- _INSTRUCTIONS FOR THE TASK_
All the data should come back exactly as it was given.

Figure record extracts
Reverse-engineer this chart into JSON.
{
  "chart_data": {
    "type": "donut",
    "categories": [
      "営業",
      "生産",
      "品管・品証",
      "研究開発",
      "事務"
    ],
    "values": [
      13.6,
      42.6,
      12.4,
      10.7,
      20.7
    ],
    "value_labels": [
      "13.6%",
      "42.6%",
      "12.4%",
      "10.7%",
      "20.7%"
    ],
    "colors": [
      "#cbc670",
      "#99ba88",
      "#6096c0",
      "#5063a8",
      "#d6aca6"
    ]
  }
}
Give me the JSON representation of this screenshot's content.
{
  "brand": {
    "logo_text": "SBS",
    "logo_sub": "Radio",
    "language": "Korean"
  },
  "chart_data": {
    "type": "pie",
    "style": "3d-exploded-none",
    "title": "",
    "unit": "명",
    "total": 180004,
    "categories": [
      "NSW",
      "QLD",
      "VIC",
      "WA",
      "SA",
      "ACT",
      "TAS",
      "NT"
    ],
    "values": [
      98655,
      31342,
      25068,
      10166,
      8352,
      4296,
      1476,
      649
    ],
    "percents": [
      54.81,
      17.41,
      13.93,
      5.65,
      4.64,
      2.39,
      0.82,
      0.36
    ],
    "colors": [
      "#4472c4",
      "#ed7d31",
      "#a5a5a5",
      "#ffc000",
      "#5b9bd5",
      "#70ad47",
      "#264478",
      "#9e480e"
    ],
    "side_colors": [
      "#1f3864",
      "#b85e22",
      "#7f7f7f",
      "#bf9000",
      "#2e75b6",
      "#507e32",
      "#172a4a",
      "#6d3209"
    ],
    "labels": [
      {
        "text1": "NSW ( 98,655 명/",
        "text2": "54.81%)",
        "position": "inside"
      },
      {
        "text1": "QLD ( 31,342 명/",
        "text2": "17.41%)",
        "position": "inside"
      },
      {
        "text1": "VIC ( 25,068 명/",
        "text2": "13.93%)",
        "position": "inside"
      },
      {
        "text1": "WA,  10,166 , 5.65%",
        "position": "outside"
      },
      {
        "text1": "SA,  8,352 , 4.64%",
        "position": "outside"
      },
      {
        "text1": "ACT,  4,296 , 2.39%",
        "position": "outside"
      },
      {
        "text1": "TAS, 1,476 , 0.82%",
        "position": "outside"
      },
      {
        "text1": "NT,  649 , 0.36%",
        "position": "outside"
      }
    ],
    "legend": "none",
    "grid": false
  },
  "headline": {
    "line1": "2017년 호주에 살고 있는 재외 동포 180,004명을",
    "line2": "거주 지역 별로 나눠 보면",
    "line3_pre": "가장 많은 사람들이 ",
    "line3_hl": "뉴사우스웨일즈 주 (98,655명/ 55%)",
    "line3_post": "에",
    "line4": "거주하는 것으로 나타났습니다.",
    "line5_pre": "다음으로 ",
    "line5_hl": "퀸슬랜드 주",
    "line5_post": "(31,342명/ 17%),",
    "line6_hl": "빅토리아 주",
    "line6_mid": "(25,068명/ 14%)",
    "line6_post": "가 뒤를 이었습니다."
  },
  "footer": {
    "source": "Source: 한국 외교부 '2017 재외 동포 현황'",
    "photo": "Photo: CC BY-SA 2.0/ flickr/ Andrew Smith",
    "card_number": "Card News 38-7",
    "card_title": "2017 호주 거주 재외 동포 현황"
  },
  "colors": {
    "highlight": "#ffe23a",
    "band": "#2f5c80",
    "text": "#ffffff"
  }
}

- _COMPLETED EXERCISE_
Reverse-engineer this chart into JSON.
{
  "chart_data": {
    "type": "donut",
    "categories": [
      "営業",
      "生産",
      "品管・品証",
      "研究開発",
      "事務"
    ],
    "values": [
      13.6,
      42.6,
      12.4,
      10.7,
      20.7
    ],
    "value_labels": [
      "13.6%",
      "42.6%",
      "12.4%",
      "10.7%",
      "20.7%"
    ],
    "colors": [
      "#cbc670",
      "#99ba88",
      "#6096c0",
      "#5063a8",
      "#d6aca6"
    ]
  }
}
Give me the JSON representation of this screenshot's content.
{
  "brand": {
    "logo_text": "SBS",
    "logo_sub": "Radio",
    "language": "Korean"
  },
  "chart_data": {
    "type": "pie",
    "style": "3d-exploded-none",
    "title": "",
    "unit": "명",
    "total": 180004,
    "categories": [
      "NSW",
      "QLD",
      "VIC",
      "WA",
      "SA",
      "ACT",
      "TAS",
      "NT"
    ],
    "values": [
      98655,
      31342,
      25068,
      10166,
      8352,
      4296,
      1476,
      649
    ],
    "percents": [
      54.81,
      17.41,
      13.93,
      5.65,
      4.64,
      2.39,
      0.82,
      0.36
    ],
    "colors": [
      "#4472c4",
      "#ed7d31",
      "#a5a5a5",
      "#ffc000",
      "#5b9bd5",
      "#70ad47",
      "#264478",
      "#9e480e"
    ],
    "side_colors": [
      "#1f3864",
      "#b85e22",
      "#7f7f7f",
      "#bf9000",
      "#2e75b6",
      "#507e32",
      "#172a4a",
      "#6d3209"
    ],
    "labels": [
      {
        "text1": "NSW ( 98,655 명/",
        "text2": "54.81%)",
        "position": "inside"
      },
      {
        "text1": "QLD ( 31,342 명/",
        "text2": "17.41%)",
        "position": "inside"
      },
      {
        "text1": "VIC ( 25,068 명/",
        "text2": "13.93%)",
        "position": "inside"
      },
      {
        "text1": "WA,  10,166 , 5.65%",
        "position": "outside"
      },
      {
        "text1": "SA,  8,352 , 4.64%",
        "position": "outside"
      },
      {
        "text1": "ACT,  4,296 , 2.39%",
        "position": "outside"
      },
      {
        "text1": "TAS, 1,476 , 0.82%",
        "position": "outside"
      },
      {
        "text1": "NT,  649 , 0.36%",
        "position": "outside"
      }
    ],
    "legend": "none",
    "grid": false
  },
  "headline": {
    "line1": "2017년 호주에 살고 있는 재외 동포 180,004명을",
    "line2": "거주 지역 별로 나눠 보면",
    "line3_pre": "가장 많은 사람들이 ",
    "line3_hl": "뉴사우스웨일즈 주 (98,655명/ 55%)",
    "line3_post": "에",
    "line4": "거주하는 것으로 나타났습니다.",
    "line5_pre": "다음으로 ",
    "line5_hl": "퀸슬랜드 주",
    "line5_post": "(31,342명/ 17%),",
    "line6_hl": "빅토리아 주",
    "line6_mid": "(25,068명/ 14%)",
    "line6_post": "가 뒤를 이었습니다."
  },
  "footer": {
    "source": "Source: 한국 외교부 '2017 재외 동포 현황'",
    "photo": "Photo: CC BY-SA 2.0/ flickr/ Andrew Smith",
    "card_number": "Card News 38-7",
    "card_title": "2017 호주 거주 재외 동포 현황"
  },
  "colors": {
    "highlight": "#ffe23a",
    "band": "#2f5c80",
    "text": "#ffffff"
  }
}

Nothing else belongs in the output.